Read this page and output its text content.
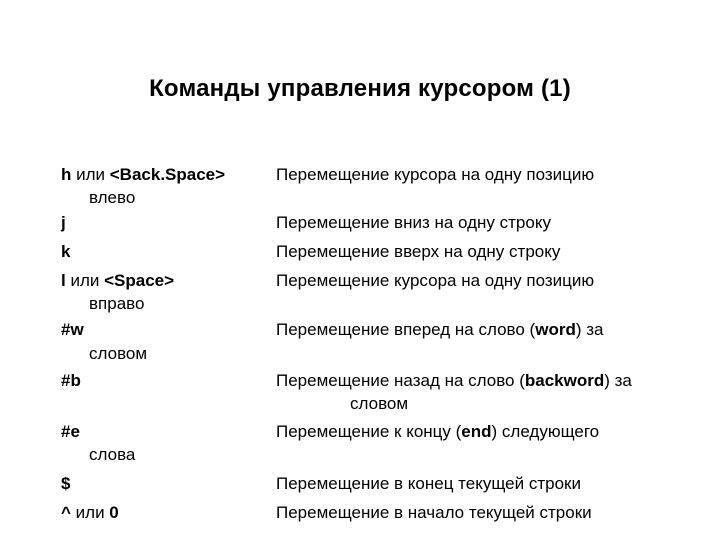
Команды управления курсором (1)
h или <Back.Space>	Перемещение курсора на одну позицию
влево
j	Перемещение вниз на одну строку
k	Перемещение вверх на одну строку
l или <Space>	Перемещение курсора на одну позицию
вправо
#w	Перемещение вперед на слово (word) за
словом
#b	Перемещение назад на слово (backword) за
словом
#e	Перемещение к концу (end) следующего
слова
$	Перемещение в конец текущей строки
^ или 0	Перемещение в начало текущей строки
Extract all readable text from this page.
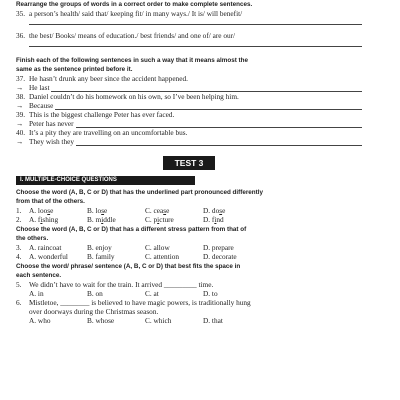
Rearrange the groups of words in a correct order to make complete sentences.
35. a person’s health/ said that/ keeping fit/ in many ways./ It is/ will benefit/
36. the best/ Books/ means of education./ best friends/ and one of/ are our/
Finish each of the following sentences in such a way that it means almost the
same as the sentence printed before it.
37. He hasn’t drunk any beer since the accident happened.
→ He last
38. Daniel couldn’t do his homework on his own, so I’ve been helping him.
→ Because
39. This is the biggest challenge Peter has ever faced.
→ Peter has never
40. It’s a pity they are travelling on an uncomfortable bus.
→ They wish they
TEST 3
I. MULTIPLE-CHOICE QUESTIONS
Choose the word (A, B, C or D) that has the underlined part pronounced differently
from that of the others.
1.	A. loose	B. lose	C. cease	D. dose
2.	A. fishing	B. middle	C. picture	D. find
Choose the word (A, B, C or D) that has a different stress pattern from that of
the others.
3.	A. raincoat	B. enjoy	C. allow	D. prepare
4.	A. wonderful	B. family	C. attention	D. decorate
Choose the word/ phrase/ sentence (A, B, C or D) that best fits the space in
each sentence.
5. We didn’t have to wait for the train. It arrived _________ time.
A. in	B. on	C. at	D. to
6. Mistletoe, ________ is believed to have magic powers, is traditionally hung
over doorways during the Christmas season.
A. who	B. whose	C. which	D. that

==

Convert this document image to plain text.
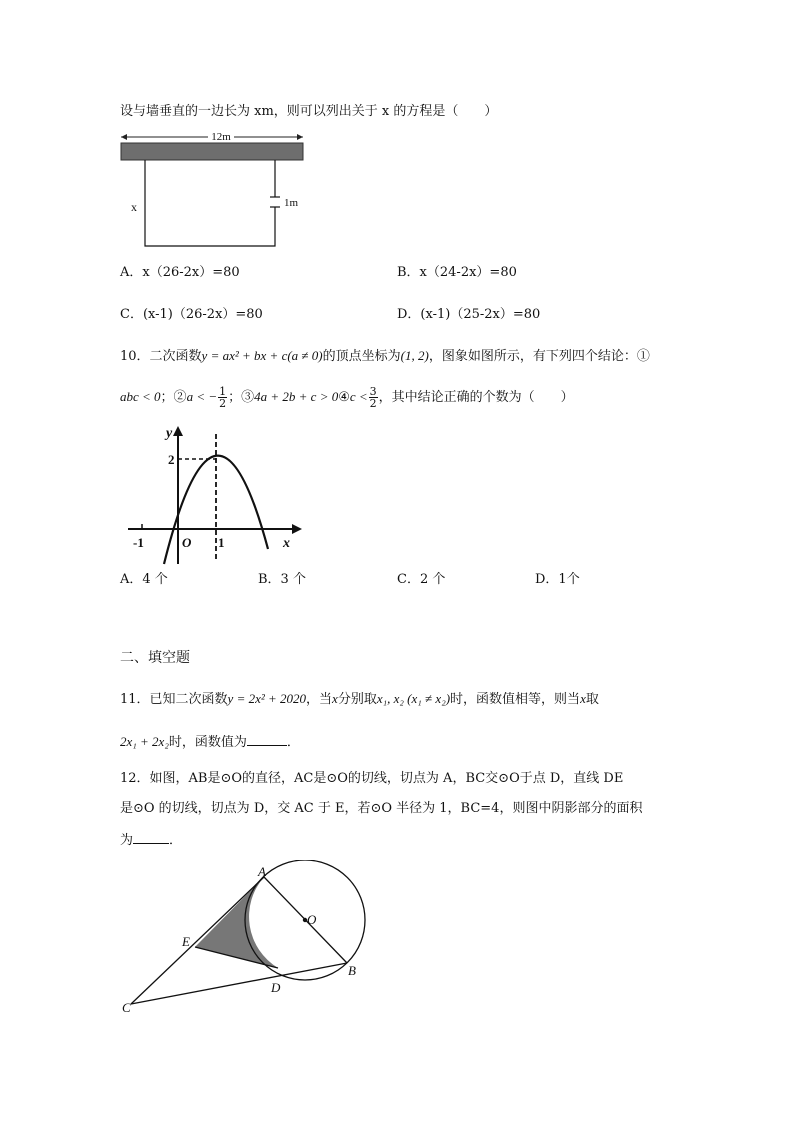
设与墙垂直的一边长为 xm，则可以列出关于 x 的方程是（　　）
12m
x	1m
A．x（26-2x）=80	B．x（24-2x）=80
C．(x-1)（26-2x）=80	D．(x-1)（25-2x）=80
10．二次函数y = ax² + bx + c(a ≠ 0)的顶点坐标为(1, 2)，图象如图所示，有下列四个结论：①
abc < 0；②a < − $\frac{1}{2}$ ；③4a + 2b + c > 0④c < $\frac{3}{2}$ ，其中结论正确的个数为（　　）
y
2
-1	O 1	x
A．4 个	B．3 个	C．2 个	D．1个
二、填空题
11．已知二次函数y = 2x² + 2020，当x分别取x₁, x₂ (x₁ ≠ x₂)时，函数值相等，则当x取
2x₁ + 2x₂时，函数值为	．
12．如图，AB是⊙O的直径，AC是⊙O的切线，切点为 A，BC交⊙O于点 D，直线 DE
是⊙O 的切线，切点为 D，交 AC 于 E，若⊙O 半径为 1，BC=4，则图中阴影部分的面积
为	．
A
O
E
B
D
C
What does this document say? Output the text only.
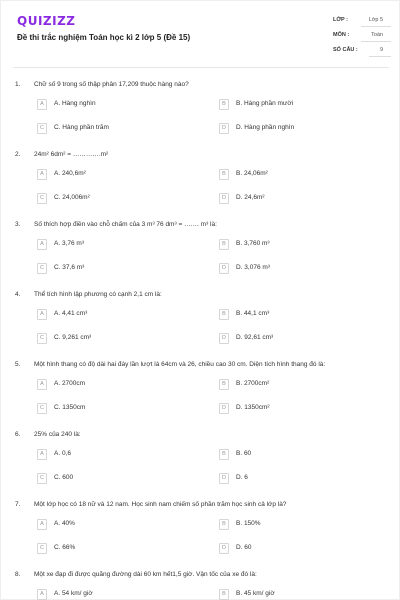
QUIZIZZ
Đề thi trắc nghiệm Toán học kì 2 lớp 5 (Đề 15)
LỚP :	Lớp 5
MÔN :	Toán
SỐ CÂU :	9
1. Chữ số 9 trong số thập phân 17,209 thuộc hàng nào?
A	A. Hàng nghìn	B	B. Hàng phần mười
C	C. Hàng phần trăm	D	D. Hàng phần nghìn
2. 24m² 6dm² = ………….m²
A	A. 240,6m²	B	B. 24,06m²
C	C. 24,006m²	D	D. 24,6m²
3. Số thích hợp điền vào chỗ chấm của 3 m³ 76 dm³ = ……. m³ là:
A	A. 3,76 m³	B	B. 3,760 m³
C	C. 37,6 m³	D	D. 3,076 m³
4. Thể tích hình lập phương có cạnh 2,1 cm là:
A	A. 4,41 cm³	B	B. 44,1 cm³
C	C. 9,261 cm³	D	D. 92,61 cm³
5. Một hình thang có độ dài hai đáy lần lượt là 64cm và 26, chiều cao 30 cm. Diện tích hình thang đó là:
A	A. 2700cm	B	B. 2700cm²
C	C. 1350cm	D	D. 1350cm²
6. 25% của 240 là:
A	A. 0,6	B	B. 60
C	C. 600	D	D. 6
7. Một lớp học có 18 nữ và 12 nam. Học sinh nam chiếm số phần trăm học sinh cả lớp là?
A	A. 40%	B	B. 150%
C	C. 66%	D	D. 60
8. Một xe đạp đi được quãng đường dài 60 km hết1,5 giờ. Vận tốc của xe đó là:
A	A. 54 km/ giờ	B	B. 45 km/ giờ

#### Problem statement
From the records above, copy every line that holds the word "одну".

#### Task response
h или <Back.Space>	Перемещение курсора на одну позицию
j	Перемещение вниз на одну строку
k	Перемещение вверх на одну строку
l или <Space>	Перемещение курсора на одну позицию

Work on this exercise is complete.